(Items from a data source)
++++
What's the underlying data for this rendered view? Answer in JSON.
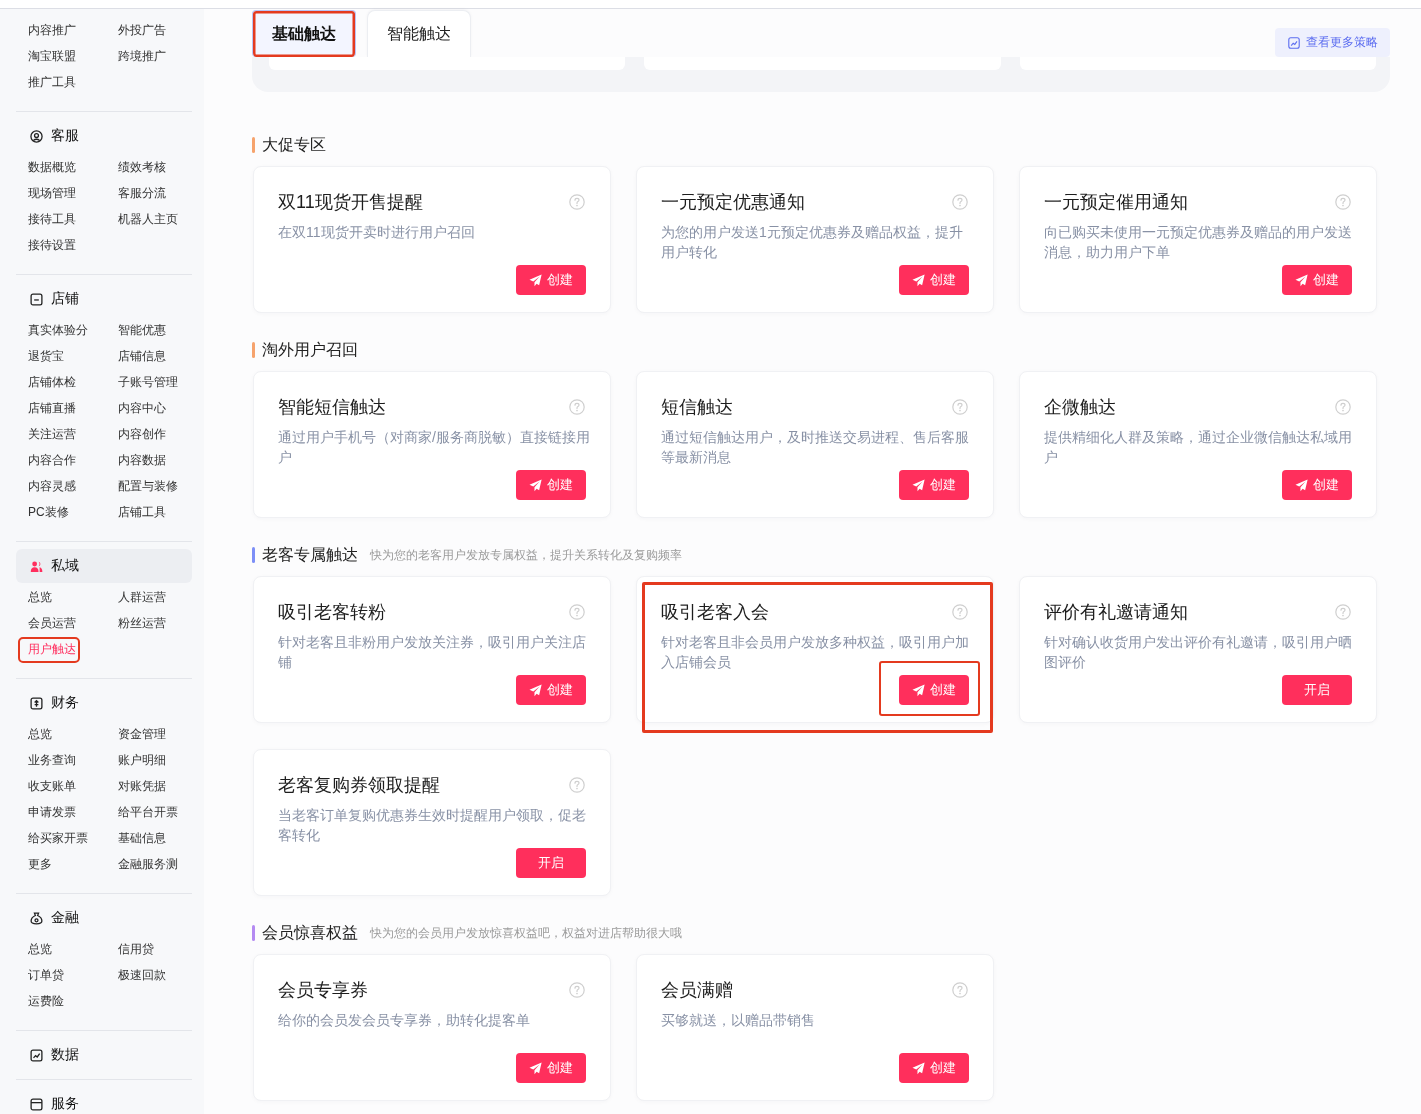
{
  "sidebar": {
    "top_items": [
      {
        "label": "内容推广",
        "selected": false,
        "highlighted": false
      },
      {
        "label": "外投广告",
        "selected": false,
        "highlighted": false
      },
      {
        "label": "淘宝联盟",
        "selected": false,
        "highlighted": false
      },
      {
        "label": "跨境推广",
        "selected": false,
        "highlighted": false
      },
      {
        "label": "推广工具",
        "selected": false,
        "highlighted": false
      }
    ],
    "groups": [
      {
        "title": "客服",
        "selected": false,
        "items": [
          {
            "label": "数据概览",
            "selected": false,
            "highlighted": false
          },
          {
            "label": "绩效考核",
            "selected": false,
            "highlighted": false
          },
          {
            "label": "现场管理",
            "selected": false,
            "highlighted": false
          },
          {
            "label": "客服分流",
            "selected": false,
            "highlighted": false
          },
          {
            "label": "接待工具",
            "selected": false,
            "highlighted": false
          },
          {
            "label": "机器人主页",
            "selected": false,
            "highlighted": false
          },
          {
            "label": "接待设置",
            "selected": false,
            "highlighted": false
          }
        ]
      },
      {
        "title": "店铺",
        "selected": false,
        "items": [
          {
            "label": "真实体验分",
            "selected": false,
            "highlighted": false
          },
          {
            "label": "智能优惠",
            "selected": false,
            "highlighted": false
          },
          {
            "label": "退货宝",
            "selected": false,
            "highlighted": false
          },
          {
            "label": "店铺信息",
            "selected": false,
            "highlighted": false
          },
          {
            "label": "店铺体检",
            "selected": false,
            "highlighted": false
          },
          {
            "label": "子账号管理",
            "selected": false,
            "highlighted": false
          },
          {
            "label": "店铺直播",
            "selected": false,
            "highlighted": false
          },
          {
            "label": "内容中心",
            "selected": false,
            "highlighted": false
          },
          {
            "label": "关注运营",
            "selected": false,
            "highlighted": false
          },
          {
            "label": "内容创作",
            "selected": false,
            "highlighted": false
          },
          {
            "label": "内容合作",
            "selected": false,
            "highlighted": false
          },
          {
            "label": "内容数据",
            "selected": false,
            "highlighted": false
          },
          {
            "label": "内容灵感",
            "selected": false,
            "highlighted": false
          },
          {
            "label": "配置与装修",
            "selected": false,
            "highlighted": false
          },
          {
            "label": "PC装修",
            "selected": false,
            "highlighted": false
          },
          {
            "label": "店铺工具",
            "selected": false,
            "highlighted": false
          }
        ]
      },
      {
        "title": "私域",
        "selected": true,
        "items": [
          {
            "label": "总览",
            "selected": false,
            "highlighted": false
          },
          {
            "label": "人群运营",
            "selected": false,
            "highlighted": false
          },
          {
            "label": "会员运营",
            "selected": false,
            "highlighted": false
          },
          {
            "label": "粉丝运营",
            "selected": false,
            "highlighted": false
          },
          {
            "label": "用户触达",
            "selected": true,
            "highlighted": true
          }
        ]
      },
      {
        "title": "财务",
        "selected": false,
        "items": [
          {
            "label": "总览",
            "selected": false,
            "highlighted": false
          },
          {
            "label": "资金管理",
            "selected": false,
            "highlighted": false
          },
          {
            "label": "业务查询",
            "selected": false,
            "highlighted": false
          },
          {
            "label": "账户明细",
            "selected": false,
            "highlighted": false
          },
          {
            "label": "收支账单",
            "selected": false,
            "highlighted": false
          },
          {
            "label": "对账凭据",
            "selected": false,
            "highlighted": false
          },
          {
            "label": "申请发票",
            "selected": false,
            "highlighted": false
          },
          {
            "label": "给平台开票",
            "selected": false,
            "highlighted": false
          },
          {
            "label": "给买家开票",
            "selected": false,
            "highlighted": false
          },
          {
            "label": "基础信息",
            "selected": false,
            "highlighted": false
          },
          {
            "label": "更多",
            "selected": false,
            "highlighted": false
          },
          {
            "label": "金融服务测",
            "selected": false,
            "highlighted": false
          }
        ]
      },
      {
        "title": "金融",
        "selected": false,
        "items": [
          {
            "label": "总览",
            "selected": false,
            "highlighted": false
          },
          {
            "label": "信用贷",
            "selected": false,
            "highlighted": false
          },
          {
            "label": "订单贷",
            "selected": false,
            "highlighted": false
          },
          {
            "label": "极速回款",
            "selected": false,
            "highlighted": false
          },
          {
            "label": "运费险",
            "selected": false,
            "highlighted": false
          }
        ]
      },
      {
        "title": "数据",
        "selected": false
      },
      {
        "title": "服务",
        "selected": false
      }
    ]
  },
  "tabs": [
    {
      "label": "基础触达",
      "selected": true,
      "highlighted": true
    },
    {
      "label": "智能触达",
      "selected": false,
      "highlighted": false
    }
  ],
  "more_button": {
    "label": "查看更多策略"
  },
  "sections": [
    {
      "title": "大促专区",
      "color": "#f6a36d",
      "cards": [
        {
          "title": "双11现货开售提醒",
          "description": "在双11现货开卖时进行用户召回",
          "highlighted": false,
          "button": {
            "kind": "create",
            "label": "创建",
            "highlighted": false
          }
        },
        {
          "title": "一元预定优惠通知",
          "description": "为您的用户发送1元预定优惠券及赠品权益，提升用户转化",
          "highlighted": false,
          "button": {
            "kind": "create",
            "label": "创建",
            "highlighted": false
          }
        },
        {
          "title": "一元预定催用通知",
          "description": "向已购买未使用一元预定优惠券及赠品的用户发送消息，助力用户下单",
          "highlighted": false,
          "button": {
            "kind": "create",
            "label": "创建",
            "highlighted": false
          }
        }
      ]
    },
    {
      "title": "淘外用户召回",
      "color": "#f6a36d",
      "cards": [
        {
          "title": "智能短信触达",
          "description": "通过用户手机号（对商家/服务商脱敏）直接链接用户",
          "highlighted": false,
          "button": {
            "kind": "create",
            "label": "创建",
            "highlighted": false
          }
        },
        {
          "title": "短信触达",
          "description": "通过短信触达用户，及时推送交易进程、售后客服等最新消息",
          "highlighted": false,
          "button": {
            "kind": "create",
            "label": "创建",
            "highlighted": false
          }
        },
        {
          "title": "企微触达",
          "description": "提供精细化人群及策略，通过企业微信触达私域用户",
          "highlighted": false,
          "button": {
            "kind": "create",
            "label": "创建",
            "highlighted": false
          }
        }
      ]
    },
    {
      "title": "老客专属触达",
      "subtitle": "快为您的老客用户发放专属权益，提升关系转化及复购频率",
      "color": "#7d8ff7",
      "cards": [
        {
          "title": "吸引老客转粉",
          "description": "针对老客且非粉用户发放关注券，吸引用户关注店铺",
          "highlighted": false,
          "button": {
            "kind": "create",
            "label": "创建",
            "highlighted": false
          }
        },
        {
          "title": "吸引老客入会",
          "description": "针对老客且非会员用户发放多种权益，吸引用户加入店铺会员",
          "highlighted": true,
          "button": {
            "kind": "create",
            "label": "创建",
            "highlighted": true
          }
        },
        {
          "title": "评价有礼邀请通知",
          "description": "针对确认收货用户发出评价有礼邀请，吸引用户晒图评价",
          "highlighted": false,
          "button": {
            "kind": "enable",
            "label": "开启",
            "highlighted": false
          }
        },
        {
          "title": "老客复购券领取提醒",
          "description": "当老客订单复购优惠券生效时提醒用户领取，促老客转化",
          "highlighted": false,
          "button": {
            "kind": "enable",
            "label": "开启",
            "highlighted": false
          }
        }
      ]
    },
    {
      "title": "会员惊喜权益",
      "subtitle": "快为您的会员用户发放惊喜权益吧，权益对进店帮助很大哦",
      "color": "#b48af2",
      "cards": [
        {
          "title": "会员专享券",
          "description": "给你的会员发会员专享券，助转化提客单",
          "highlighted": false,
          "button": {
            "kind": "create",
            "label": "创建",
            "highlighted": false
          }
        },
        {
          "title": "会员满赠",
          "description": "买够就送，以赠品带销售",
          "highlighted": false,
          "button": {
            "kind": "create",
            "label": "创建",
            "highlighted": false
          }
        }
      ]
    }
  ]
}
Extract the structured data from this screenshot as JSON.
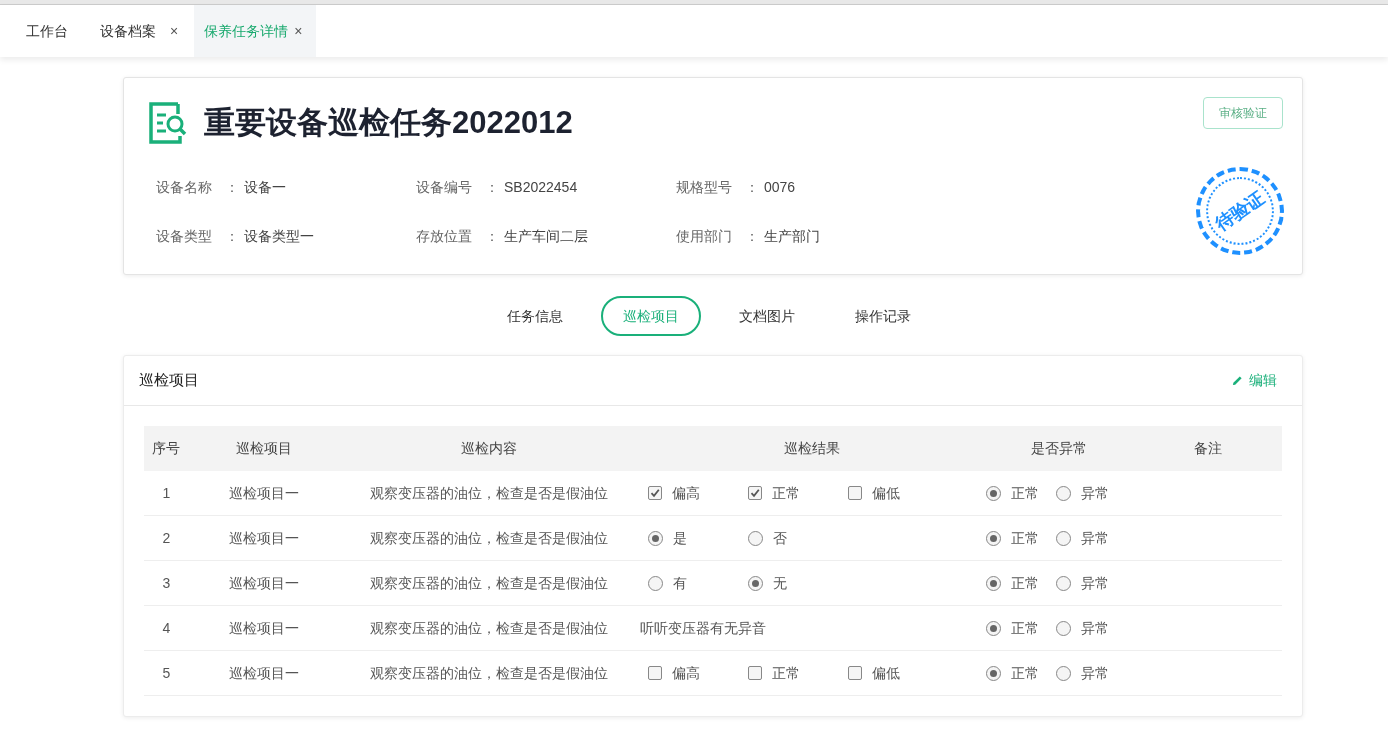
{
  "tabs": [
    {
      "label": "工作台",
      "selected": false
    },
    {
      "label": "设备档案",
      "selected": false,
      "close": "×"
    },
    {
      "label": "保养任务详情",
      "selected": true,
      "close": "×"
    }
  ],
  "header": {
    "title": "重要设备巡检任务2022012",
    "action": "审核验证",
    "stamp": "待验证",
    "fields": [
      {
        "label": "设备名称",
        "colon": "：",
        "value": "设备一"
      },
      {
        "label": "设备编号",
        "colon": "：",
        "value": "SB2022454"
      },
      {
        "label": "规格型号",
        "colon": "：",
        "value": "0076"
      },
      {
        "label": "设备类型",
        "colon": "：",
        "value": "设备类型一"
      },
      {
        "label": "存放位置",
        "colon": "：",
        "value": "生产车间二层"
      },
      {
        "label": "使用部门",
        "colon": "：",
        "value": "生产部门"
      }
    ]
  },
  "section_tabs": [
    {
      "label": "任务信息",
      "selected": false
    },
    {
      "label": "巡检项目",
      "selected": true
    },
    {
      "label": "文档图片",
      "selected": false
    },
    {
      "label": "操作记录",
      "selected": false
    }
  ],
  "panel": {
    "title": "巡检项目",
    "edit": "编辑"
  },
  "table": {
    "columns": [
      "序号",
      "巡检项目",
      "巡检内容",
      "巡检结果",
      "是否异常",
      "备注"
    ],
    "rows": [
      {
        "no": "1",
        "item": "巡检项目一",
        "content": "观察变压器的油位，检查是否是假油位",
        "result": {
          "kind": "checkbox",
          "options": [
            {
              "label": "偏高",
              "checked": true
            },
            {
              "label": "正常",
              "checked": true
            },
            {
              "label": "偏低",
              "checked": false
            }
          ]
        },
        "abnormal": [
          {
            "label": "正常",
            "selected": true
          },
          {
            "label": "异常",
            "selected": false
          }
        ]
      },
      {
        "no": "2",
        "item": "巡检项目一",
        "content": "观察变压器的油位，检查是否是假油位",
        "result": {
          "kind": "radio",
          "options": [
            {
              "label": "是",
              "checked": true
            },
            {
              "label": "否",
              "checked": false
            }
          ]
        },
        "abnormal": [
          {
            "label": "正常",
            "selected": true
          },
          {
            "label": "异常",
            "selected": false
          }
        ]
      },
      {
        "no": "3",
        "item": "巡检项目一",
        "content": "观察变压器的油位，检查是否是假油位",
        "result": {
          "kind": "radio",
          "options": [
            {
              "label": "有",
              "checked": false
            },
            {
              "label": "无",
              "checked": true
            }
          ]
        },
        "abnormal": [
          {
            "label": "正常",
            "selected": true
          },
          {
            "label": "异常",
            "selected": false
          }
        ]
      },
      {
        "no": "4",
        "item": "巡检项目一",
        "content": "观察变压器的油位，检查是否是假油位",
        "result": {
          "kind": "text",
          "text": "听听变压器有无异音"
        },
        "abnormal": [
          {
            "label": "正常",
            "selected": true
          },
          {
            "label": "异常",
            "selected": false
          }
        ]
      },
      {
        "no": "5",
        "item": "巡检项目一",
        "content": "观察变压器的油位，检查是否是假油位",
        "result": {
          "kind": "checkbox",
          "options": [
            {
              "label": "偏高",
              "checked": false
            },
            {
              "label": "正常",
              "checked": false
            },
            {
              "label": "偏低",
              "checked": false
            }
          ]
        },
        "abnormal": [
          {
            "label": "正常",
            "selected": true
          },
          {
            "label": "异常",
            "selected": false
          }
        ]
      }
    ]
  }
}
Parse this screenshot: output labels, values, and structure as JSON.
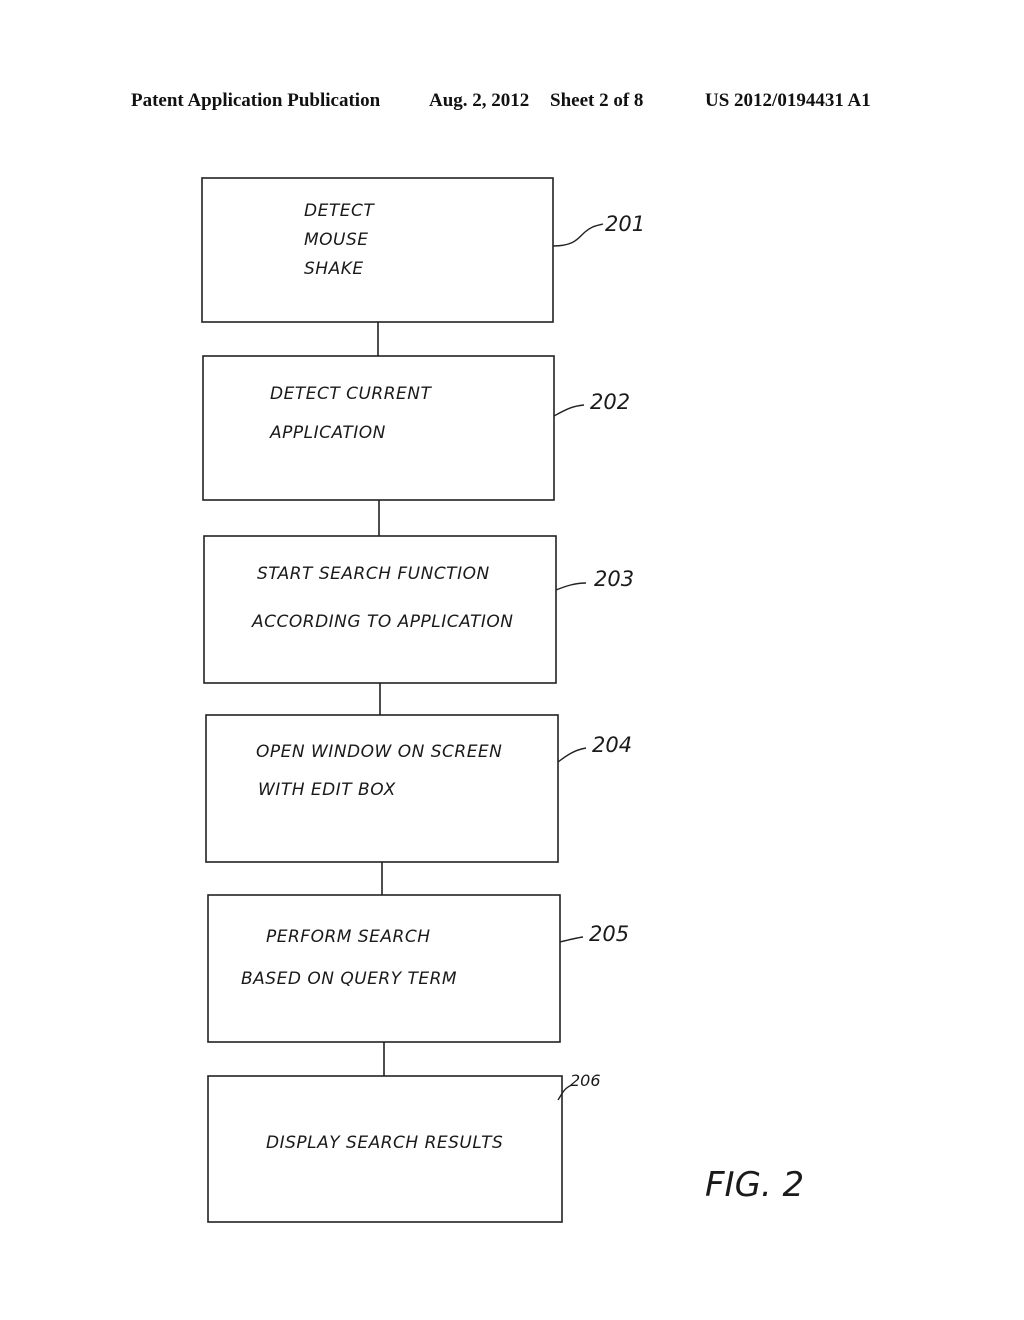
{
  "header": {
    "publication": "Patent Application Publication",
    "date": "Aug. 2, 2012",
    "sheet": "Sheet 2 of 8",
    "number": "US 2012/0194431 A1"
  },
  "steps": [
    {
      "ref": "201",
      "lines": [
        "DETECT",
        "MOUSE",
        "SHAKE"
      ]
    },
    {
      "ref": "202",
      "lines": [
        "DETECT CURRENT",
        "APPLICATION"
      ]
    },
    {
      "ref": "203",
      "lines": [
        "START SEARCH FUNCTION",
        "ACCORDING TO APPLICATION"
      ]
    },
    {
      "ref": "204",
      "lines": [
        "OPEN WINDOW ON SCREEN",
        "WITH EDIT BOX"
      ]
    },
    {
      "ref": "205",
      "lines": [
        "PERFORM SEARCH",
        "BASED ON QUERY TERM"
      ]
    },
    {
      "ref": "206",
      "lines": [
        "DISPLAY SEARCH RESULTS"
      ]
    }
  ],
  "figure_label": "FIG. 2"
}
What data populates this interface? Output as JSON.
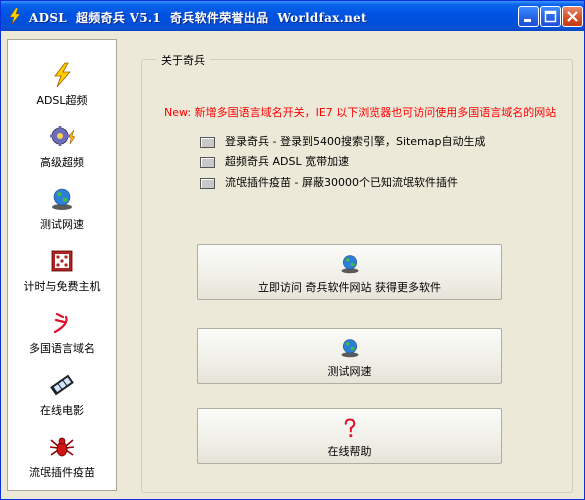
++++
INSTRUCTIONS FOR THE TASK —
In the entries above, find lines with "SEARCH" and copy each.

CORRECT ANSWER —
        "START SEARCH FUNCTION",
        "PERFORM SEARCH",
        "DISPLAY SEARCH RESULTS"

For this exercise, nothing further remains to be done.